[Text provided Boundary: Start]

The Effects of Bullying on Tweens and Teens
Many adults fail to see the devastating effects that bullying can have on kids, instead viewing the teasing of bullies to be simply a normal childhood experience. Being the victim of a bully, though, can be highly distressing for children and teenagers, who can suffer enormously from the abuse, harassment, and sometimes violent nature of bullying at the hands of their peers.
Teasing and Taunting can Cause Long Term PainMost of us can recall a certain level of good natured teasing from when we were kids, but outright bullying is anything but good natured. Bullies have a tendency to wage full-out campaigns against other children and these verbal attacks can leave victims feeling socially isolated, frightened, and over time, even depressed or overly anxious. Constant harassment can have a detrimental effect on children's feelings of self worth, and low self-esteem is commonplace amongst children who have been targeted by bullies. Over time, the effects of bullying can even promote aggression in victims, some resorting to violence as they search for ways to fight back.
What Does a Bully Look Like?In films, bullies are often easily recognizable - they tend to be portrayed as big, tough, and clearly angry individuals. In reality, though, bullies come in all shapes and sizes, many of whom are good students and star athletes. Though there are no hard and fast rules, there are some generalisations that often hold true. Boys are more likely than girls to engage in aggressive, physical bullying, using threats or violence to keep victim feeling intimidated. Even when they refrain from hitting their victims, they present a menacing demeanor, making the victims feel that they are in danger.

[Text provided Boundary: End]
[Information shown Boundary: Start]

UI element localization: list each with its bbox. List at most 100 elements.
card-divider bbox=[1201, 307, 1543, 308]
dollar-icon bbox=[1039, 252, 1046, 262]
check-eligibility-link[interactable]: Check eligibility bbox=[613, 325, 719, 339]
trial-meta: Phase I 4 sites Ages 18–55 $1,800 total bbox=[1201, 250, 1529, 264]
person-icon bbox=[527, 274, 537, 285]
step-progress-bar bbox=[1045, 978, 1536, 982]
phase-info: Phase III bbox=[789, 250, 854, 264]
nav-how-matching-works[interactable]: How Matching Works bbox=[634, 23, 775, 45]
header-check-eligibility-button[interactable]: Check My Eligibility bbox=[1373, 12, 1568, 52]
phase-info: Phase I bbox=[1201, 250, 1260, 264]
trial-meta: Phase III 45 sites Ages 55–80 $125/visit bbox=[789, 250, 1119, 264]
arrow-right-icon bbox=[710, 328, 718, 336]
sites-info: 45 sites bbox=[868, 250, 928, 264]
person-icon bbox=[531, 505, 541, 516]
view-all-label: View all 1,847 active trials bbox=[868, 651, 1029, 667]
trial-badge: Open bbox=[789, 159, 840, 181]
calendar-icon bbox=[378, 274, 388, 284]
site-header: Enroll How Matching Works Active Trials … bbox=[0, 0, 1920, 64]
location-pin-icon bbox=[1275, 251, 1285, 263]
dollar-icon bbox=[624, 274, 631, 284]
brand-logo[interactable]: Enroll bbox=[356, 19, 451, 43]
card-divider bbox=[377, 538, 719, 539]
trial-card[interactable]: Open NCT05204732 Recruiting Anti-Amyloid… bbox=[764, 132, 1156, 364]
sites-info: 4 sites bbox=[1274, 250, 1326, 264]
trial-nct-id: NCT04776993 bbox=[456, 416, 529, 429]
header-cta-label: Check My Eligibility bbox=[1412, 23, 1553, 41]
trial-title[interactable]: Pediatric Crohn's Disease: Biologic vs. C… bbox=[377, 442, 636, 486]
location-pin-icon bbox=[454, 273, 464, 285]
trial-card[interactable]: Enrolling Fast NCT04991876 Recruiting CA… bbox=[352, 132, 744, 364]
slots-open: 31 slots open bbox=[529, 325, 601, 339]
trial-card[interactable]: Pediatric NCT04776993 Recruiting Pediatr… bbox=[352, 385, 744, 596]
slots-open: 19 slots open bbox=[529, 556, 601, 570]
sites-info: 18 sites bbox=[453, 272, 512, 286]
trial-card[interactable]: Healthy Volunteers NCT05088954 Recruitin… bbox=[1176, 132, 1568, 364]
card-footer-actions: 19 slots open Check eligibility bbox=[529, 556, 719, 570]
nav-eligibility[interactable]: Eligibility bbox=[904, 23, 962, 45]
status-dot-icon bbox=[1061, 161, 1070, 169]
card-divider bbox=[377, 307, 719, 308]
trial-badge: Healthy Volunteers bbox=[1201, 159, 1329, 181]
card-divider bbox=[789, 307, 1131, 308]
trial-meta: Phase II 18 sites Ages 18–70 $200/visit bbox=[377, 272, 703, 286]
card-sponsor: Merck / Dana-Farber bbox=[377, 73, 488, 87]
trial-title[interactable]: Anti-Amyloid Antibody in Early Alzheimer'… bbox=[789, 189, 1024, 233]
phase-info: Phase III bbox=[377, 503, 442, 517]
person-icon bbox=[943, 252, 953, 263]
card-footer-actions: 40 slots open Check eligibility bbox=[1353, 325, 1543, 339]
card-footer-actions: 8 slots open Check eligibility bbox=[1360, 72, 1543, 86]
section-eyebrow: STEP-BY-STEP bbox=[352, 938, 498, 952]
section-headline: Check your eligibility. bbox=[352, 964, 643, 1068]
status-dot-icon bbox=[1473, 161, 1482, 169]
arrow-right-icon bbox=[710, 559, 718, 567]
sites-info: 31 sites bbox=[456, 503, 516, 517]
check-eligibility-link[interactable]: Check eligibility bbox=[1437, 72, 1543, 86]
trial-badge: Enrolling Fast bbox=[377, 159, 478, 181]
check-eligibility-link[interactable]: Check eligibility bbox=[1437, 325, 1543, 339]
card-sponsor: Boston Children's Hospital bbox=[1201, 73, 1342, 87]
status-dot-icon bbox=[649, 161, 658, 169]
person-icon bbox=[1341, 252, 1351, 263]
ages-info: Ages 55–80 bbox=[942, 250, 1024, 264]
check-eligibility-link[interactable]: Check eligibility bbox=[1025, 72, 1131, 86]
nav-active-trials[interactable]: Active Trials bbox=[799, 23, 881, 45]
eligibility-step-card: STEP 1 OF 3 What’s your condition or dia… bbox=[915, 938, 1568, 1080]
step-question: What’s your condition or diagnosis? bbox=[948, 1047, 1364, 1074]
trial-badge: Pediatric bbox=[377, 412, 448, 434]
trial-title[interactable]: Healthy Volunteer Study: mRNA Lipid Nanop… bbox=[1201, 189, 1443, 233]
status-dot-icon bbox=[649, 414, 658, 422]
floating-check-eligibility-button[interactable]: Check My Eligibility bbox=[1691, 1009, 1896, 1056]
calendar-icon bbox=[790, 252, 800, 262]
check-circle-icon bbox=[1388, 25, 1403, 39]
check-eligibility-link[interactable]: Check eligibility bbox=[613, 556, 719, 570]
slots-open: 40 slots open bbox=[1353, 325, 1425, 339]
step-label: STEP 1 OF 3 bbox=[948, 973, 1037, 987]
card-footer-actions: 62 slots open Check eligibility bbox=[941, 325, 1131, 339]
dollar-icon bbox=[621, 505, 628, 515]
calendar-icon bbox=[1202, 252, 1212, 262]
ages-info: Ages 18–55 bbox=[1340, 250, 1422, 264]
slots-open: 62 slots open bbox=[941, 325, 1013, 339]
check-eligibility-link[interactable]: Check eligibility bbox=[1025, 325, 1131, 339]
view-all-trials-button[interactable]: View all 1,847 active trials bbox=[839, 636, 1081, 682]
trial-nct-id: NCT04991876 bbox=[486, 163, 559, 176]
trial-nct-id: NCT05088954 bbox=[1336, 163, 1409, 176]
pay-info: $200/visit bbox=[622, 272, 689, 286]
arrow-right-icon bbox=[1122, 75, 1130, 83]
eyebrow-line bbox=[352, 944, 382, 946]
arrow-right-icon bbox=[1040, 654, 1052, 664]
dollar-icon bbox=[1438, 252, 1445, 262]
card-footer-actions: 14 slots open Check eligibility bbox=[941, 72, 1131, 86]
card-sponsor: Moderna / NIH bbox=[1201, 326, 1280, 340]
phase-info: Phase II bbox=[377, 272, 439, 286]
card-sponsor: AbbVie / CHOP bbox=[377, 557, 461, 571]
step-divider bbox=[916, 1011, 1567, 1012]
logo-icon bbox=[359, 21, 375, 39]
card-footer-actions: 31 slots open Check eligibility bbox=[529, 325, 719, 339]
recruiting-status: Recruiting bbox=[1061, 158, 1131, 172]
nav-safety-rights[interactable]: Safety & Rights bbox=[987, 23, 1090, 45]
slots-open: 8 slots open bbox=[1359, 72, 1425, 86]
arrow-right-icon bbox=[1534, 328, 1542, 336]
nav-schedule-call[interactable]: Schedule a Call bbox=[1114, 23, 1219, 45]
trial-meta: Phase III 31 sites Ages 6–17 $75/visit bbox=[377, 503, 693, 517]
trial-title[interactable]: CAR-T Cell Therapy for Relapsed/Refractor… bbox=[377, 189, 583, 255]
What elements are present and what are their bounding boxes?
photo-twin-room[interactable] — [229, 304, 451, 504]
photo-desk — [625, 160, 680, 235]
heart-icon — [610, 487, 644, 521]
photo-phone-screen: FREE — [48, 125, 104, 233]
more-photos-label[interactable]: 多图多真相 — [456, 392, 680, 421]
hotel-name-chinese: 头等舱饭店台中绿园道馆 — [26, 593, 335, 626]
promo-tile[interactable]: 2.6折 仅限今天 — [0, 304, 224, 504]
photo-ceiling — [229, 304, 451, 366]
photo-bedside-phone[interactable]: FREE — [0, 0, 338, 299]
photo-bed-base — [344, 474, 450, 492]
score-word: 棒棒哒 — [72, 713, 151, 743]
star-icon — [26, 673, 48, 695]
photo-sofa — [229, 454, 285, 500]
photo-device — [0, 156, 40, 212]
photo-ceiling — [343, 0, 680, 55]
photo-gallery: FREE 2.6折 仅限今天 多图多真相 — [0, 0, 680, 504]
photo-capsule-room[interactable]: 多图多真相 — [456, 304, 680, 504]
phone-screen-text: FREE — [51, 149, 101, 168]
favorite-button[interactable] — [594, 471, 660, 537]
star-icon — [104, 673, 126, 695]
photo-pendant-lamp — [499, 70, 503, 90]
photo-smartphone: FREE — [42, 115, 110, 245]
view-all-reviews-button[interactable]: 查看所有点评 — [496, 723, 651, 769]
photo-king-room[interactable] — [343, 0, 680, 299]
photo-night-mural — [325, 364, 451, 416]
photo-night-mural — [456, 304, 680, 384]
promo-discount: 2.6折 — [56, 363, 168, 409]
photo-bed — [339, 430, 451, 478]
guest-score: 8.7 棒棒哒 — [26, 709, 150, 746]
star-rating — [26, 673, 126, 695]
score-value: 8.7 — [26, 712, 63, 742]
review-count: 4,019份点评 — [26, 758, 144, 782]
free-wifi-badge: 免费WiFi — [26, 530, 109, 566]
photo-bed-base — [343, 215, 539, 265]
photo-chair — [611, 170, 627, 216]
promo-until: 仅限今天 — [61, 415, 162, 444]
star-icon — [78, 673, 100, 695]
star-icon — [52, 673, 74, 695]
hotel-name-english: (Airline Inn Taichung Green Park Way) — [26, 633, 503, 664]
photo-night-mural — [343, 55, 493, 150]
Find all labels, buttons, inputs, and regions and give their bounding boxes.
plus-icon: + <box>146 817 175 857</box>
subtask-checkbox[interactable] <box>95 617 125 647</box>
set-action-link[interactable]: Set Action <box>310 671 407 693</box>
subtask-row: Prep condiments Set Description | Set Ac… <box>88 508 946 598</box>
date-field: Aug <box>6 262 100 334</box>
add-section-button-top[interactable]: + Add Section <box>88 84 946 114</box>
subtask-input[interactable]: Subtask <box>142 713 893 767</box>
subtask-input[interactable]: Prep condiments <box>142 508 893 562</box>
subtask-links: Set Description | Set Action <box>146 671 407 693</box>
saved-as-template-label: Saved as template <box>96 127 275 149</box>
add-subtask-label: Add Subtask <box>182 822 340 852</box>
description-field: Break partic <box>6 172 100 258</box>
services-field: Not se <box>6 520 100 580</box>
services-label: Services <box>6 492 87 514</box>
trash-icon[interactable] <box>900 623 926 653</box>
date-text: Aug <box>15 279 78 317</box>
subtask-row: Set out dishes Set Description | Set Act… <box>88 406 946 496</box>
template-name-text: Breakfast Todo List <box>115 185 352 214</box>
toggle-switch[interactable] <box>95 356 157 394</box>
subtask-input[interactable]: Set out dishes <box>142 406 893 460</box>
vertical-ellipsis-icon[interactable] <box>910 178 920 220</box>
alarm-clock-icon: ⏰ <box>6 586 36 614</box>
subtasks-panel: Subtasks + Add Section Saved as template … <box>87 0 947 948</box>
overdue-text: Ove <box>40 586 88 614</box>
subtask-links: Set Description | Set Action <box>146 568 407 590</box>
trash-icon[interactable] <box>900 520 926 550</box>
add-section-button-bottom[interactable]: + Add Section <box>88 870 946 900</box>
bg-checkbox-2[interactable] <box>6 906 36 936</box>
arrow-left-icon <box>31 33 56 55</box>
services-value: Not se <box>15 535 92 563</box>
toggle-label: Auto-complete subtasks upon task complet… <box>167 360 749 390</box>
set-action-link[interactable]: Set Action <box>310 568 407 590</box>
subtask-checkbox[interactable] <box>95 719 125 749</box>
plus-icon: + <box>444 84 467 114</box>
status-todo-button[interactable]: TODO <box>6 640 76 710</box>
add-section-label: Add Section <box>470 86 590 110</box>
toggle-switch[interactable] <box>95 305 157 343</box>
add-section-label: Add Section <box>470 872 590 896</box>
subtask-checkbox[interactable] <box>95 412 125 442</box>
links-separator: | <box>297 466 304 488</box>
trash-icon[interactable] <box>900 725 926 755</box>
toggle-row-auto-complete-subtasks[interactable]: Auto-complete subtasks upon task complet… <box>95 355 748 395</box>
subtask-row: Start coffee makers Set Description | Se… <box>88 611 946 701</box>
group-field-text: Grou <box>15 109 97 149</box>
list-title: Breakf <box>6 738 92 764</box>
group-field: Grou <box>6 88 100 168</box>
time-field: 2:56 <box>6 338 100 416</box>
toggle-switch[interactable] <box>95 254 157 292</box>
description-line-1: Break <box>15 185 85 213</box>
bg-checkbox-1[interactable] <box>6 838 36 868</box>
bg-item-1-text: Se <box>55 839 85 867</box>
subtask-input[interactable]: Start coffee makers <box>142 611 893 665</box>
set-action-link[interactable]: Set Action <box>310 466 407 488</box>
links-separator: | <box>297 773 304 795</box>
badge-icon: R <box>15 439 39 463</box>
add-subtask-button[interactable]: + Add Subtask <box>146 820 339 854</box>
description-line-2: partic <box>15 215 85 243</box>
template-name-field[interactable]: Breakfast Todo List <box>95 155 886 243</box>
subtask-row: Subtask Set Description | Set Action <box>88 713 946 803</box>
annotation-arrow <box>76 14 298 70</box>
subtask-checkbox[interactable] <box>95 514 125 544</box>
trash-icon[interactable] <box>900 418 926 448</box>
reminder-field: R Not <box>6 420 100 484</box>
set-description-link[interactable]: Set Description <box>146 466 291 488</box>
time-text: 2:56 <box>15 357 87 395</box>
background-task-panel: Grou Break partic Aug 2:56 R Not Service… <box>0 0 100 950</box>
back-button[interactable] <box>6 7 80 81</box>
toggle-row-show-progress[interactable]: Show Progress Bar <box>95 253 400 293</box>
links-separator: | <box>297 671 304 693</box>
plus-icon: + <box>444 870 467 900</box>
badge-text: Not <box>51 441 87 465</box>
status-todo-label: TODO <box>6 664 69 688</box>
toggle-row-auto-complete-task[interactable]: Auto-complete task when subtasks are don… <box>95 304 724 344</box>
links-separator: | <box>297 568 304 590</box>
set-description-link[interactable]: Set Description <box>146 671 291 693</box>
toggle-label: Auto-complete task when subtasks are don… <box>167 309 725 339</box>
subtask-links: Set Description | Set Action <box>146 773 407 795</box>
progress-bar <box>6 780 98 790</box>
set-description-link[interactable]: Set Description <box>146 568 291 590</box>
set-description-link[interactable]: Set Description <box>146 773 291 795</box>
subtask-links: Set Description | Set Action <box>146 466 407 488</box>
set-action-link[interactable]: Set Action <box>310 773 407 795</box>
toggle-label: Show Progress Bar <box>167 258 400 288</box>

[Information shown Boundary: End]

→ Goal of the exercise
Transcribe the part of the text on the effects of bullying that runs from "Teasing and Taunting" up to and including "to fight back.".

→ Completed task
Teasing and Taunting can Cause Long Term PainMost of us can recall a certain level of good natured teasing from when we were kids, but outright bullying is anything but good natured. Bullies have a tendency to wage full-out campaigns against other children and these verbal attacks can leave victims feeling socially isolated, frightened, and over time, even depressed or overly anxious. Constant harassment can have a detrimental effect on children's feelings of self worth, and low self-esteem is commonplace amongst children who have been targeted by bullies. Over time, the effects of bullying can even promote aggression in victims, some resorting to violence as they search for ways to fight back.